INSTRUCTIONS FOR THE TASK
Repeat each line word for word.

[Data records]
= = =

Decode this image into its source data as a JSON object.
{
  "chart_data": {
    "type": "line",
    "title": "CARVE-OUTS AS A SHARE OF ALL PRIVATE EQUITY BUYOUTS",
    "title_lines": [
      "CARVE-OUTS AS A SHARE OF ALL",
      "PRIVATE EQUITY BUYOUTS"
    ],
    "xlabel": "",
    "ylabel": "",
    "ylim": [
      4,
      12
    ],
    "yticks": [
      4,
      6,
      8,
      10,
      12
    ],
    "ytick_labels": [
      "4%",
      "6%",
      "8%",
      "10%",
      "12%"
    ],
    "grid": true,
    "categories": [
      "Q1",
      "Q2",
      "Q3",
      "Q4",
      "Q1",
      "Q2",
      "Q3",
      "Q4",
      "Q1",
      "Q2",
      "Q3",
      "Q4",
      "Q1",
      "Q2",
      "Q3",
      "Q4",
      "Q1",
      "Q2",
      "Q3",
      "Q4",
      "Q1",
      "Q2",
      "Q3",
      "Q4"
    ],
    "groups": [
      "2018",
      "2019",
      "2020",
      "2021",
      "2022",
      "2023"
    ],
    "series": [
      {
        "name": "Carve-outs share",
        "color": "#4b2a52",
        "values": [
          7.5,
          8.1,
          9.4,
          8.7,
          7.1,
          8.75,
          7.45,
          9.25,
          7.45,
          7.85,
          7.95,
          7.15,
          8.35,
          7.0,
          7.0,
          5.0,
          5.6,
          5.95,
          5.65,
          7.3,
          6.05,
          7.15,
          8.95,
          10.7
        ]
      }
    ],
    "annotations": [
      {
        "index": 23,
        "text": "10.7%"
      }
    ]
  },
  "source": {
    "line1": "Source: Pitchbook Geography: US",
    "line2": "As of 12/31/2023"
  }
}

= = =

THE COMPLETED TASK
Decode this image into its source data as a JSON object.
{
  "chart_data": {
    "type": "line",
    "title": "CARVE-OUTS AS A SHARE OF ALL PRIVATE EQUITY BUYOUTS",
    "title_lines": [
      "CARVE-OUTS AS A SHARE OF ALL",
      "PRIVATE EQUITY BUYOUTS"
    ],
    "xlabel": "",
    "ylabel": "",
    "ylim": [
      4,
      12
    ],
    "yticks": [
      4,
      6,
      8,
      10,
      12
    ],
    "ytick_labels": [
      "4%",
      "6%",
      "8%",
      "10%",
      "12%"
    ],
    "grid": true,
    "categories": [
      "Q1",
      "Q2",
      "Q3",
      "Q4",
      "Q1",
      "Q2",
      "Q3",
      "Q4",
      "Q1",
      "Q2",
      "Q3",
      "Q4",
      "Q1",
      "Q2",
      "Q3",
      "Q4",
      "Q1",
      "Q2",
      "Q3",
      "Q4",
      "Q1",
      "Q2",
      "Q3",
      "Q4"
    ],
    "groups": [
      "2018",
      "2019",
      "2020",
      "2021",
      "2022",
      "2023"
    ],
    "series": [
      {
        "name": "Carve-outs share",
        "color": "#4b2a52",
        "values": [
          7.5,
          8.1,
          9.4,
          8.7,
          7.1,
          8.75,
          7.45,
          9.25,
          7.45,
          7.85,
          7.95,
          7.15,
          8.35,
          7.0,
          7.0,
          5.0,
          5.6,
          5.95,
          5.65,
          7.3,
          6.05,
          7.15,
          8.95,
          10.7
        ]
      }
    ],
    "annotations": [
      {
        "index": 23,
        "text": "10.7%"
      }
    ]
  },
  "source": {
    "line1": "Source: Pitchbook Geography: US",
    "line2": "As of 12/31/2023"
  }
}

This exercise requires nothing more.